Task to carry out:
Reproduce every entry in the listing without alteration.

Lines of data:

>>

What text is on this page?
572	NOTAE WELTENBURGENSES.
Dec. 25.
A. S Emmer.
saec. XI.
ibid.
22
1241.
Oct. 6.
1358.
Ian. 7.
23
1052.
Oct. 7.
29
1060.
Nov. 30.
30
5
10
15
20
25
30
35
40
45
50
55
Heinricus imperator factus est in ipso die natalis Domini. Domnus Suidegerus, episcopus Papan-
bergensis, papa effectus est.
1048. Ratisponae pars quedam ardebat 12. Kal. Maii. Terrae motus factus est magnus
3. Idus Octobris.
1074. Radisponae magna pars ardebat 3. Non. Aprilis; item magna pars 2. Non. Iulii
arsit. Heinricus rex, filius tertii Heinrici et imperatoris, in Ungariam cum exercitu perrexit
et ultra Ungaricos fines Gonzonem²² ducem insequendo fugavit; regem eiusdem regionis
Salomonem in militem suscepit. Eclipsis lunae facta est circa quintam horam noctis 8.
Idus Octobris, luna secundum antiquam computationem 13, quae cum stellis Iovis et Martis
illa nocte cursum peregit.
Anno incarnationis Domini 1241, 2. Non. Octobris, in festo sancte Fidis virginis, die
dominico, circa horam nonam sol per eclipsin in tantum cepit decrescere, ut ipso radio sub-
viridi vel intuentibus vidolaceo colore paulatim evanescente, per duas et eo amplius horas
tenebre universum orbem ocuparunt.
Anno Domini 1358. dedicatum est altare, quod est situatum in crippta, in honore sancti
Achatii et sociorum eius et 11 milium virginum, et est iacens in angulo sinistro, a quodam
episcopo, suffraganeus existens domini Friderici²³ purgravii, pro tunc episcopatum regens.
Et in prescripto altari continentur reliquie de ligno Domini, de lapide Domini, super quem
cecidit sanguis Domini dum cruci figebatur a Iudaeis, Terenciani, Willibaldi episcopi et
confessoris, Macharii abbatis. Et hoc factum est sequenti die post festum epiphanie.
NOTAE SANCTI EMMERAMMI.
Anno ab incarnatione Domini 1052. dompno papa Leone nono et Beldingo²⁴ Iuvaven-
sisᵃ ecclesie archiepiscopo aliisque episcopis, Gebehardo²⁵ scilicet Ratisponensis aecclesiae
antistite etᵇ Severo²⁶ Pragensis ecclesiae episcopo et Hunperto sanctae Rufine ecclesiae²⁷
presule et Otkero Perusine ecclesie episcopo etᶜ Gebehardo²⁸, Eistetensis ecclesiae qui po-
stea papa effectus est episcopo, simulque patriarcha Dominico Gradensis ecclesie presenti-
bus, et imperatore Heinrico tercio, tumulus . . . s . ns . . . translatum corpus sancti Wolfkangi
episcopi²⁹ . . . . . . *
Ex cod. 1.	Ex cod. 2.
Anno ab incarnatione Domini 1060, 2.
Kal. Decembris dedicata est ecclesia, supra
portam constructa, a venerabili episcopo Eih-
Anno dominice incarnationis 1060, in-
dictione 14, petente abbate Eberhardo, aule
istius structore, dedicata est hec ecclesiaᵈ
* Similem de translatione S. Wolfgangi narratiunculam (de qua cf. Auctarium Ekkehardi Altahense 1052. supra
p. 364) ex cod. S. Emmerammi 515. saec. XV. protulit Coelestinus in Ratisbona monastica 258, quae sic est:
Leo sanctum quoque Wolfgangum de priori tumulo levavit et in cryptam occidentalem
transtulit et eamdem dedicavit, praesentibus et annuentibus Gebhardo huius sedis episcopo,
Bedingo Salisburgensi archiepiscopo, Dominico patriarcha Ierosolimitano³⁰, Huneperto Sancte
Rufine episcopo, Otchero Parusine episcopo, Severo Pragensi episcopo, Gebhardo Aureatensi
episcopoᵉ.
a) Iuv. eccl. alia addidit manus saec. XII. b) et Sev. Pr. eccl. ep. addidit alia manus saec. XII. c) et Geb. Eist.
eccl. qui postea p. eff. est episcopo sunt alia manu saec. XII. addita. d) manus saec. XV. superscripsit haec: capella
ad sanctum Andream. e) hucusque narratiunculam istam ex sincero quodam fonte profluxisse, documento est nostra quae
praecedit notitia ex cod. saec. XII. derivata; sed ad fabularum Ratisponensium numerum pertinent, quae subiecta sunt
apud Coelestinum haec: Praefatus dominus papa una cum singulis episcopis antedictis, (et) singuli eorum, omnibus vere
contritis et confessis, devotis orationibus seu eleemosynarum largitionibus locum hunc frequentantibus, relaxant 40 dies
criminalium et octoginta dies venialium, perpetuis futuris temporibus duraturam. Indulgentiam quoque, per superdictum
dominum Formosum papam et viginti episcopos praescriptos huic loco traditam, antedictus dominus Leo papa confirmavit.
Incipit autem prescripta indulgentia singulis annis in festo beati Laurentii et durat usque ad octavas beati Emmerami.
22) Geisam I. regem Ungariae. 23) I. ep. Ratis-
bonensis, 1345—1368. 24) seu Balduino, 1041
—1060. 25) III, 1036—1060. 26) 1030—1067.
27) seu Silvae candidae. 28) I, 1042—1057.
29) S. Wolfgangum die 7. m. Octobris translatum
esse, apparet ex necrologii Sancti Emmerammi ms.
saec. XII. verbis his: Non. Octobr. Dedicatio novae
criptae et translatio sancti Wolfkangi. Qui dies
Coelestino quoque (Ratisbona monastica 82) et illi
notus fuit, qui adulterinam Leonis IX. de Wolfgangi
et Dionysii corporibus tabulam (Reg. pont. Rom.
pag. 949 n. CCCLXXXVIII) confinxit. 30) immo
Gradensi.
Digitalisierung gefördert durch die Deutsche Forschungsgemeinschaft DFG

<<

Complete output:
What text is on this page?
572	NOTAE WELTENBURGENSES.
Dec. 25.
A. S Emmer.
saec. XI.
ibid.
22
1241.
Oct. 6.
1358.
Ian. 7.
23
1052.
Oct. 7.
29
1060.
Nov. 30.
30
5
10
15
20
25
30
35
40
45
50
55
Heinricus imperator factus est in ipso die natalis Domini. Domnus Suidegerus, episcopus Papan-
bergensis, papa effectus est.
1048. Ratisponae pars quedam ardebat 12. Kal. Maii. Terrae motus factus est magnus
3. Idus Octobris.
1074. Radisponae magna pars ardebat 3. Non. Aprilis; item magna pars 2. Non. Iulii
arsit. Heinricus rex, filius tertii Heinrici et imperatoris, in Ungariam cum exercitu perrexit
et ultra Ungaricos fines Gonzonem²² ducem insequendo fugavit; regem eiusdem regionis
Salomonem in militem suscepit. Eclipsis lunae facta est circa quintam horam noctis 8.
Idus Octobris, luna secundum antiquam computationem 13, quae cum stellis Iovis et Martis
illa nocte cursum peregit.
Anno incarnationis Domini 1241, 2. Non. Octobris, in festo sancte Fidis virginis, die
dominico, circa horam nonam sol per eclipsin in tantum cepit decrescere, ut ipso radio sub-
viridi vel intuentibus vidolaceo colore paulatim evanescente, per duas et eo amplius horas
tenebre universum orbem ocuparunt.
Anno Domini 1358. dedicatum est altare, quod est situatum in crippta, in honore sancti
Achatii et sociorum eius et 11 milium virginum, et est iacens in angulo sinistro, a quodam
episcopo, suffraganeus existens domini Friderici²³ purgravii, pro tunc episcopatum regens.
Et in prescripto altari continentur reliquie de ligno Domini, de lapide Domini, super quem
cecidit sanguis Domini dum cruci figebatur a Iudaeis, Terenciani, Willibaldi episcopi et
confessoris, Macharii abbatis. Et hoc factum est sequenti die post festum epiphanie.
NOTAE SANCTI EMMERAMMI.
Anno ab incarnatione Domini 1052. dompno papa Leone nono et Beldingo²⁴ Iuvaven-
sisᵃ ecclesie archiepiscopo aliisque episcopis, Gebehardo²⁵ scilicet Ratisponensis aecclesiae
antistite etᵇ Severo²⁶ Pragensis ecclesiae episcopo et Hunperto sanctae Rufine ecclesiae²⁷
presule et Otkero Perusine ecclesie episcopo etᶜ Gebehardo²⁸, Eistetensis ecclesiae qui po-
stea papa effectus est episcopo, simulque patriarcha Dominico Gradensis ecclesie presenti-
bus, et imperatore Heinrico tercio, tumulus . . . s . ns . . . translatum corpus sancti Wolfkangi
episcopi²⁹ . . . . . . *
Ex cod. 1.	Ex cod. 2.
Anno ab incarnatione Domini 1060, 2.
Kal. Decembris dedicata est ecclesia, supra
portam constructa, a venerabili episcopo Eih-
Anno dominice incarnationis 1060, in-
dictione 14, petente abbate Eberhardo, aule
istius structore, dedicata est hec ecclesiaᵈ
* Similem de translatione S. Wolfgangi narratiunculam (de qua cf. Auctarium Ekkehardi Altahense 1052. supra
p. 364) ex cod. S. Emmerammi 515. saec. XV. protulit Coelestinus in Ratisbona monastica 258, quae sic est:
Leo sanctum quoque Wolfgangum de priori tumulo levavit et in cryptam occidentalem
transtulit et eamdem dedicavit, praesentibus et annuentibus Gebhardo huius sedis episcopo,
Bedingo Salisburgensi archiepiscopo, Dominico patriarcha Ierosolimitano³⁰, Huneperto Sancte
Rufine episcopo, Otchero Parusine episcopo, Severo Pragensi episcopo, Gebhardo Aureatensi
episcopoᵉ.
a) Iuv. eccl. alia addidit manus saec. XII. b) et Sev. Pr. eccl. ep. addidit alia manus saec. XII. c) et Geb. Eist.
eccl. qui postea p. eff. est episcopo sunt alia manu saec. XII. addita. d) manus saec. XV. superscripsit haec: capella
ad sanctum Andream. e) hucusque narratiunculam istam ex sincero quodam fonte profluxisse, documento est nostra quae
praecedit notitia ex cod. saec. XII. derivata; sed ad fabularum Ratisponensium numerum pertinent, quae subiecta sunt
apud Coelestinum haec: Praefatus dominus papa una cum singulis episcopis antedictis, (et) singuli eorum, omnibus vere
contritis et confessis, devotis orationibus seu eleemosynarum largitionibus locum hunc frequentantibus, relaxant 40 dies
criminalium et octoginta dies venialium, perpetuis futuris temporibus duraturam. Indulgentiam quoque, per superdictum
dominum Formosum papam et viginti episcopos praescriptos huic loco traditam, antedictus dominus Leo papa confirmavit.
Incipit autem prescripta indulgentia singulis annis in festo beati Laurentii et durat usque ad octavas beati Emmerami.
22) Geisam I. regem Ungariae. 23) I. ep. Ratis-
bonensis, 1345—1368. 24) seu Balduino, 1041
—1060. 25) III, 1036—1060. 26) 1030—1067.
27) seu Silvae candidae. 28) I, 1042—1057.
29) S. Wolfgangum die 7. m. Octobris translatum
esse, apparet ex necrologii Sancti Emmerammi ms.
saec. XII. verbis his: Non. Octobr. Dedicatio novae
criptae et translatio sancti Wolfkangi. Qui dies
Coelestino quoque (Ratisbona monastica 82) et illi
notus fuit, qui adulterinam Leonis IX. de Wolfgangi
et Dionysii corporibus tabulam (Reg. pont. Rom.
pag. 949 n. CCCLXXXVIII) confinxit. 30) immo
Gradensi.
Digitalisierung gefördert durch die Deutsche Forschungsgemeinschaft DFG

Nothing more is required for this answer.